> _What to do_:
Using the profile of Marcel Van Hattam, answer:
(a) How old is he?
(b) Which Brazilian party does he belong to?
(c) How many times has he attended Acton University, and starting in what year?

╭─ Document passage

One of Acton’s most high-profile alumni is taking on a regime to defend the country he loves.

“I do not want to live in another country,” Marcel Van Hattam believes. “I want to live in another Brazil.”

For the 40-year-old politician, his allegiance to Brazil has come at a high cost. Van Hattam, a federal representative in the country’s legislature, was one of thousands of Brazilians targeted by president Luiz Inácio Lula da Silva’s (“Lula”) regime. The crackdown from the Lula regime became a stunning political persecution scandal covered by voices around the globe, including public confrontation between American media moguls like Elon Musk and Brazil’s executive and judicial branches.

Van Hattam’s rise to prominence is a fascinating mosaic of parts, from his Dutch parentage to his current status as an outspoken member of Brazil’s Partido Novo (‘the New Party,’) defending free market economics, property rights, and accountability for government officials. And major part of that mosaic has been Van Hattem’s work with the Acton Institute. Perhaps the most high-profile Acton alumnus in electoral politics, he has attended Acton University, Acton’s flagship conference, fourteen times, starting in 2012. 2026 will be his eighth year speaking at Acton University.

╰─
╭─ Supplied material

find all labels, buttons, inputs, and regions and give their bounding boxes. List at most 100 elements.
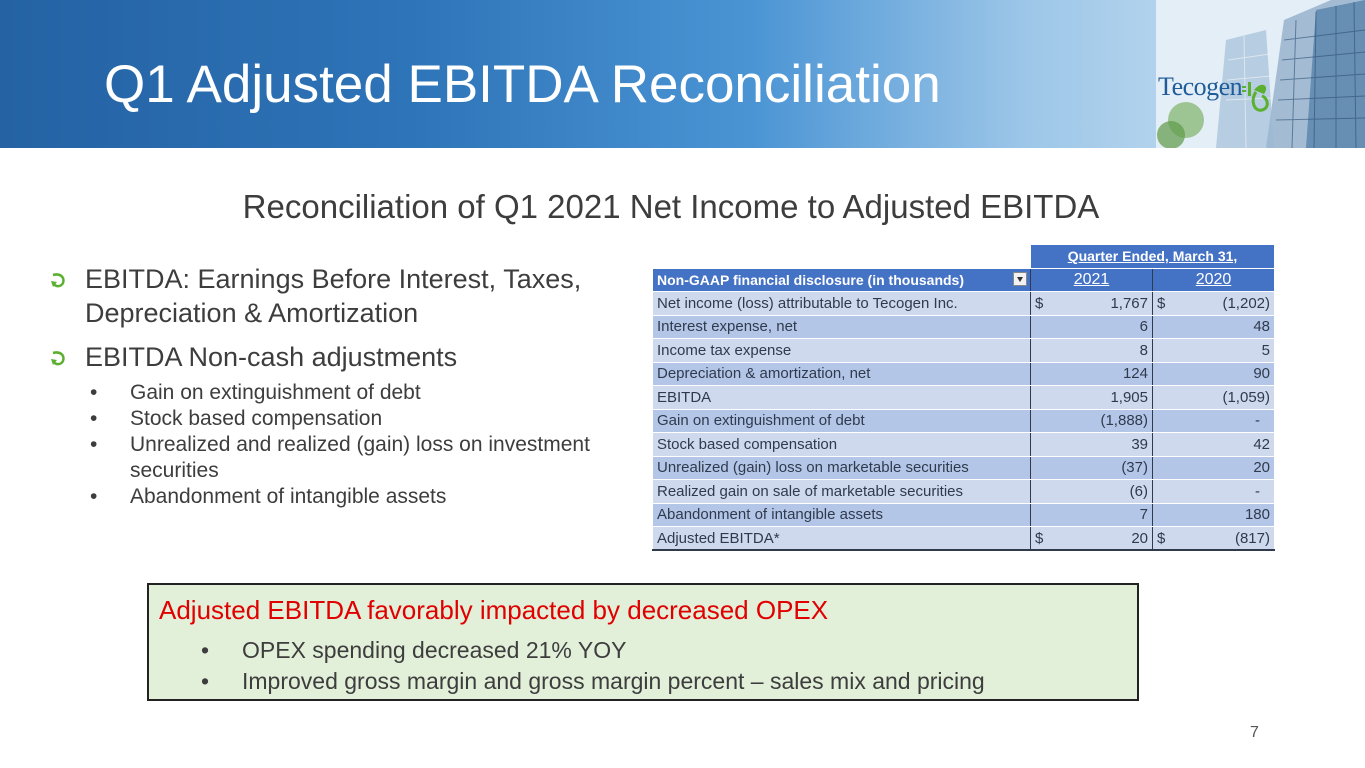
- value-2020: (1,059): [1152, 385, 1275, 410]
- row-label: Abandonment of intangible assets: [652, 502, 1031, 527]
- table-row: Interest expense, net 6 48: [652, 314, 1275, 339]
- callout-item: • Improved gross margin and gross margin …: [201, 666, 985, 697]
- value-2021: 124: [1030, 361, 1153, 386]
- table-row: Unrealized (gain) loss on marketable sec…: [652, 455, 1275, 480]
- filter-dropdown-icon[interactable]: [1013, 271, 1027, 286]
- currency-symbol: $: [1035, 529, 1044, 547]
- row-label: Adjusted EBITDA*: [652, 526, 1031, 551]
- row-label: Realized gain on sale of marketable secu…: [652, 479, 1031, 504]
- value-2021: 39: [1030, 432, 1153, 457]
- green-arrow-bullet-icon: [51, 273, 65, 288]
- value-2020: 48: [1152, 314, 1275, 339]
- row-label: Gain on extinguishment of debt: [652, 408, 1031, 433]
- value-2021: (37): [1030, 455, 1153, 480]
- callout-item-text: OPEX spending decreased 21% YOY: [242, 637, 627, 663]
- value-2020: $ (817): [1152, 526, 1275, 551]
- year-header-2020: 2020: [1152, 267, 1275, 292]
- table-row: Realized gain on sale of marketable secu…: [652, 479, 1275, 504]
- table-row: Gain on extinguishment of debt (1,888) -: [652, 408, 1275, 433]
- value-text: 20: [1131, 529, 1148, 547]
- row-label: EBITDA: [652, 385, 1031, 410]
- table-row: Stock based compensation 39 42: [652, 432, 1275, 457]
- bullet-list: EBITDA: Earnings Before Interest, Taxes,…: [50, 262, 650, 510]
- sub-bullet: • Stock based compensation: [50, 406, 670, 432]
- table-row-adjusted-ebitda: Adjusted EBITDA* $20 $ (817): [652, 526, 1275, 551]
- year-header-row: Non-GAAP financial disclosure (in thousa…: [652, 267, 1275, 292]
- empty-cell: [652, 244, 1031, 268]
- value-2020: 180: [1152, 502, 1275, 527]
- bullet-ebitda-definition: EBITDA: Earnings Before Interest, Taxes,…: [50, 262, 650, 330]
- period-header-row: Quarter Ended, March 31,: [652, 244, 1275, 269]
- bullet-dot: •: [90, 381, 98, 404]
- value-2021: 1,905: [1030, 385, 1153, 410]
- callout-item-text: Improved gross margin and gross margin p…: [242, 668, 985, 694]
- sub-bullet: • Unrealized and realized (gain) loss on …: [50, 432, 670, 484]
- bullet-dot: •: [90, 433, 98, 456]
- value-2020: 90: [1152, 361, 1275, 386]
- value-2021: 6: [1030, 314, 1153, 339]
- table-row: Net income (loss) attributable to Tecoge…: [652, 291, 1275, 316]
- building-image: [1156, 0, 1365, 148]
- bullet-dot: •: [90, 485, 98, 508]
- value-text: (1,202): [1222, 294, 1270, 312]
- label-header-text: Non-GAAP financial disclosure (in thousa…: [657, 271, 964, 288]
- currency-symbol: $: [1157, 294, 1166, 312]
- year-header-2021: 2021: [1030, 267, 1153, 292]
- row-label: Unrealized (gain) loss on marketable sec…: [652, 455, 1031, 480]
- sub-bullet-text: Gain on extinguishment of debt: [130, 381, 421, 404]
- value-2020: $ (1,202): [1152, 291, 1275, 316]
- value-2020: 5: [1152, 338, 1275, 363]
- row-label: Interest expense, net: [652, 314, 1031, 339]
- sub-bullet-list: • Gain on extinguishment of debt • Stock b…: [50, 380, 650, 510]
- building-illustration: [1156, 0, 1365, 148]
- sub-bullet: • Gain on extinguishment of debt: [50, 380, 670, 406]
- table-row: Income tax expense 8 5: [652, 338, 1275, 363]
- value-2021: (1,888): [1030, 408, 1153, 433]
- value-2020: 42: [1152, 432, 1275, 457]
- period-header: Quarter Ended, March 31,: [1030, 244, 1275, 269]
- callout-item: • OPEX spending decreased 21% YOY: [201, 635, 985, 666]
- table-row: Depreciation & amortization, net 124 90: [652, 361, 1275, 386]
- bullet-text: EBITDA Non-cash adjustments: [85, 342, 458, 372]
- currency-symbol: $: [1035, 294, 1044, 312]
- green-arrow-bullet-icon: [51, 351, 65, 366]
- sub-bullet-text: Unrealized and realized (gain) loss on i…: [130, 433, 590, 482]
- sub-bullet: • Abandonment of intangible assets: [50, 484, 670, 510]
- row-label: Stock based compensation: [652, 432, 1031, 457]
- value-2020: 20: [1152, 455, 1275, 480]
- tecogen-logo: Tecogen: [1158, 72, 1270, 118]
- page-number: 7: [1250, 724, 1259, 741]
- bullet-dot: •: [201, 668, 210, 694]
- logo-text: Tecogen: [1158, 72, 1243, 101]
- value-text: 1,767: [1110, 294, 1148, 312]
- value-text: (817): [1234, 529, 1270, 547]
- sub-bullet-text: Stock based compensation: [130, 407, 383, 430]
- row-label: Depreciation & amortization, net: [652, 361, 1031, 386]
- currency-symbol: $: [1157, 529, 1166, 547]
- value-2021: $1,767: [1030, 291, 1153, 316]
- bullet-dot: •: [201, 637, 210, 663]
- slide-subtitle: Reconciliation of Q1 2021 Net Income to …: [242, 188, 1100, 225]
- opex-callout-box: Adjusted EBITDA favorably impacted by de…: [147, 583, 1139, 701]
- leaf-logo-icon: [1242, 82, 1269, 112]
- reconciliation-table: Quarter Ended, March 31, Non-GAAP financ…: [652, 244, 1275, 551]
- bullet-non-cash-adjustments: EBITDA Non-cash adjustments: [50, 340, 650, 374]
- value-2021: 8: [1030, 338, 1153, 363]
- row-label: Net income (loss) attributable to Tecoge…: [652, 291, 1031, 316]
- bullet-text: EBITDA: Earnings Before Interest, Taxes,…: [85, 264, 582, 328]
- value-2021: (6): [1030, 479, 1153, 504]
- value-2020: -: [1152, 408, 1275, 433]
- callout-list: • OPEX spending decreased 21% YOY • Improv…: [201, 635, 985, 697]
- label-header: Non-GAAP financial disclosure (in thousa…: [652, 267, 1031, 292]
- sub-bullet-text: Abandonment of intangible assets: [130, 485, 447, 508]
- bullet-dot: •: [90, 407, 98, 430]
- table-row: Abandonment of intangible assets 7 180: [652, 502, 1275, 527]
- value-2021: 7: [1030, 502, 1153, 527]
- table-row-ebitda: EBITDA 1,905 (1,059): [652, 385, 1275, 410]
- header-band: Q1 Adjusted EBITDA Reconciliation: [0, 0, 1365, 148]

╰─

> _Expected answer_:
(a) 40 years old.
(b) Partido Novo, the New Party.
(c) Fourteen times, starting in 2012.